What you will do:
Beneath this task is a listing; retype all of it exactly.

Data in this exercise:

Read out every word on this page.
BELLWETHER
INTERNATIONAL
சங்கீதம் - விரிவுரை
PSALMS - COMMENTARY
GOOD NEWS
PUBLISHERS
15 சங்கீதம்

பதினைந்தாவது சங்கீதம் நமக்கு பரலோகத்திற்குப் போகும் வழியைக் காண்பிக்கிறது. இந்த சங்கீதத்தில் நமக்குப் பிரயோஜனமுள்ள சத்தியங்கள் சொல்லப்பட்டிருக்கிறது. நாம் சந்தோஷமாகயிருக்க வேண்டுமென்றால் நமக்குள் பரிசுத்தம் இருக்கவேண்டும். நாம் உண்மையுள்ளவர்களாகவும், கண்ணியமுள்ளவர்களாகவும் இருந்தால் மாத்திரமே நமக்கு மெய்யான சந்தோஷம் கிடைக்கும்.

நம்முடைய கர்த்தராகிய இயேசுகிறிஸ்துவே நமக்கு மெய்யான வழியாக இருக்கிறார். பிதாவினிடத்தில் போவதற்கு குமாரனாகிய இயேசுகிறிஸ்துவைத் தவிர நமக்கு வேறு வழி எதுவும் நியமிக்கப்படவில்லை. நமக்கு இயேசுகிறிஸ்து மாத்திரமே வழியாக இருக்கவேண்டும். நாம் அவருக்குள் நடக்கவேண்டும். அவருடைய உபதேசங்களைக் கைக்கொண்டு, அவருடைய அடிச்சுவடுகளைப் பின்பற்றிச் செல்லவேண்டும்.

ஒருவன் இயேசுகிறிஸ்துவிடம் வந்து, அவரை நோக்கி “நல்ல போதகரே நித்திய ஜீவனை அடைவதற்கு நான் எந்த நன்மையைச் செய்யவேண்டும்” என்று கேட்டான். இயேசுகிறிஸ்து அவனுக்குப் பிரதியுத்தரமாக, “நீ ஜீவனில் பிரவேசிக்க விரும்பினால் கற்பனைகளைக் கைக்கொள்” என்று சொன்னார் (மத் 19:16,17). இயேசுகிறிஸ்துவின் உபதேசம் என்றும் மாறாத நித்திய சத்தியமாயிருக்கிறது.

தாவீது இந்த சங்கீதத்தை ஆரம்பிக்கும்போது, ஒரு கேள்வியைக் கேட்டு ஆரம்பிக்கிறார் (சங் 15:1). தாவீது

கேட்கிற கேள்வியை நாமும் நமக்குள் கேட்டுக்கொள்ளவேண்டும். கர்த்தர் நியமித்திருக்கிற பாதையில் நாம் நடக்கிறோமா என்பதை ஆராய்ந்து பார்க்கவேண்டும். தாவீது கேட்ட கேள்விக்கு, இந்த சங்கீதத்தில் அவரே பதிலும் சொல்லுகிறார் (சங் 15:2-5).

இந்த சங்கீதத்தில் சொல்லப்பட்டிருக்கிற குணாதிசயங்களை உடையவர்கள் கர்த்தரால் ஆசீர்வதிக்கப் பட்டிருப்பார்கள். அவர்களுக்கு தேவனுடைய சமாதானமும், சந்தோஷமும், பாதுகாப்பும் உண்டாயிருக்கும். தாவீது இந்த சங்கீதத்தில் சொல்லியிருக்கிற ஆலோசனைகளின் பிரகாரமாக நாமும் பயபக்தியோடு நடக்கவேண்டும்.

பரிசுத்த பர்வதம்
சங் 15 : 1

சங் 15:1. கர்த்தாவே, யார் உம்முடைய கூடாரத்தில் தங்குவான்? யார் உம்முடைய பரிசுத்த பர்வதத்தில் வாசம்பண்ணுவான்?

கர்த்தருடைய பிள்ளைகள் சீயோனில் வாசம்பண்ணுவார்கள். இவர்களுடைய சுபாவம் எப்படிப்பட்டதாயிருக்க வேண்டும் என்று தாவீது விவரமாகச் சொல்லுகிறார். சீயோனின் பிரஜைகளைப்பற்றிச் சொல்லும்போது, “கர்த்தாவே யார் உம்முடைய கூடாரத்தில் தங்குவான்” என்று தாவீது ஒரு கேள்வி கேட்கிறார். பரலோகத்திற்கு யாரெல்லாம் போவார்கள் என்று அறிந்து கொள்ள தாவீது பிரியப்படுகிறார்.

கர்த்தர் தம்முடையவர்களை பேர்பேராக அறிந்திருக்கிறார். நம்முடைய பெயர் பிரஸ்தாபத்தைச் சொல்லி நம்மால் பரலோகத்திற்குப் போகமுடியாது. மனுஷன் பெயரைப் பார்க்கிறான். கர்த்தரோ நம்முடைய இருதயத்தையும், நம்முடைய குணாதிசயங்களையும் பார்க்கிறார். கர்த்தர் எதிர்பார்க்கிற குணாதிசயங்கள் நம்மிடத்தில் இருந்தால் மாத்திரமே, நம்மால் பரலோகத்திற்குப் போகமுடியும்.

Exercise output:
Read out every word on this page.
BELLWETHER
INTERNATIONAL
சங்கீதம் - விரிவுரை
PSALMS - COMMENTARY
GOOD NEWS
PUBLISHERS
15 சங்கீதம்

பதினைந்தாவது சங்கீதம் நமக்கு பரலோகத்திற்குப் போகும் வழியைக் காண்பிக்கிறது. இந்த சங்கீதத்தில் நமக்குப் பிரயோஜனமுள்ள சத்தியங்கள் சொல்லப்பட்டிருக்கிறது. நாம் சந்தோஷமாகயிருக்க வேண்டுமென்றால் நமக்குள் பரிசுத்தம் இருக்கவேண்டும். நாம் உண்மையுள்ளவர்களாகவும், கண்ணியமுள்ளவர்களாகவும் இருந்தால் மாத்திரமே நமக்கு மெய்யான சந்தோஷம் கிடைக்கும்.

நம்முடைய கர்த்தராகிய இயேசுகிறிஸ்துவே நமக்கு மெய்யான வழியாக இருக்கிறார். பிதாவினிடத்தில் போவதற்கு குமாரனாகிய இயேசுகிறிஸ்துவைத் தவிர நமக்கு வேறு வழி எதுவும் நியமிக்கப்படவில்லை. நமக்கு இயேசுகிறிஸ்து மாத்திரமே வழியாக இருக்கவேண்டும். நாம் அவருக்குள் நடக்கவேண்டும். அவருடைய உபதேசங்களைக் கைக்கொண்டு, அவருடைய அடிச்சுவடுகளைப் பின்பற்றிச் செல்லவேண்டும்.

ஒருவன் இயேசுகிறிஸ்துவிடம் வந்து, அவரை நோக்கி “நல்ல போதகரே நித்திய ஜீவனை அடைவதற்கு நான் எந்த நன்மையைச் செய்யவேண்டும்” என்று கேட்டான். இயேசுகிறிஸ்து அவனுக்குப் பிரதியுத்தரமாக, “நீ ஜீவனில் பிரவேசிக்க விரும்பினால் கற்பனைகளைக் கைக்கொள்” என்று சொன்னார் (மத் 19:16,17). இயேசுகிறிஸ்துவின் உபதேசம் என்றும் மாறாத நித்திய சத்தியமாயிருக்கிறது.

தாவீது இந்த சங்கீதத்தை ஆரம்பிக்கும்போது, ஒரு கேள்வியைக் கேட்டு ஆரம்பிக்கிறார் (சங் 15:1). தாவீது

கேட்கிற கேள்வியை நாமும் நமக்குள் கேட்டுக்கொள்ளவேண்டும். கர்த்தர் நியமித்திருக்கிற பாதையில் நாம் நடக்கிறோமா என்பதை ஆராய்ந்து பார்க்கவேண்டும். தாவீது கேட்ட கேள்விக்கு, இந்த சங்கீதத்தில் அவரே பதிலும் சொல்லுகிறார் (சங் 15:2-5).

இந்த சங்கீதத்தில் சொல்லப்பட்டிருக்கிற குணாதிசயங்களை உடையவர்கள் கர்த்தரால் ஆசீர்வதிக்கப் பட்டிருப்பார்கள். அவர்களுக்கு தேவனுடைய சமாதானமும், சந்தோஷமும், பாதுகாப்பும் உண்டாயிருக்கும். தாவீது இந்த சங்கீதத்தில் சொல்லியிருக்கிற ஆலோசனைகளின் பிரகாரமாக நாமும் பயபக்தியோடு நடக்கவேண்டும்.

பரிசுத்த பர்வதம்
சங் 15 : 1

சங் 15:1. கர்த்தாவே, யார் உம்முடைய கூடாரத்தில் தங்குவான்? யார் உம்முடைய பரிசுத்த பர்வதத்தில் வாசம்பண்ணுவான்?

கர்த்தருடைய பிள்ளைகள் சீயோனில் வாசம்பண்ணுவார்கள். இவர்களுடைய சுபாவம் எப்படிப்பட்டதாயிருக்க வேண்டும் என்று தாவீது விவரமாகச் சொல்லுகிறார். சீயோனின் பிரஜைகளைப்பற்றிச் சொல்லும்போது, “கர்த்தாவே யார் உம்முடைய கூடாரத்தில் தங்குவான்” என்று தாவீது ஒரு கேள்வி கேட்கிறார். பரலோகத்திற்கு யாரெல்லாம் போவார்கள் என்று அறிந்து கொள்ள தாவீது பிரியப்படுகிறார்.

கர்த்தர் தம்முடையவர்களை பேர்பேராக அறிந்திருக்கிறார். நம்முடைய பெயர் பிரஸ்தாபத்தைச் சொல்லி நம்மால் பரலோகத்திற்குப் போகமுடியாது. மனுஷன் பெயரைப் பார்க்கிறான். கர்த்தரோ நம்முடைய இருதயத்தையும், நம்முடைய குணாதிசயங்களையும் பார்க்கிறார். கர்த்தர் எதிர்பார்க்கிற குணாதிசயங்கள் நம்மிடத்தில் இருந்தால் மாத்திரமே, நம்மால் பரலோகத்திற்குப் போகமுடியும்.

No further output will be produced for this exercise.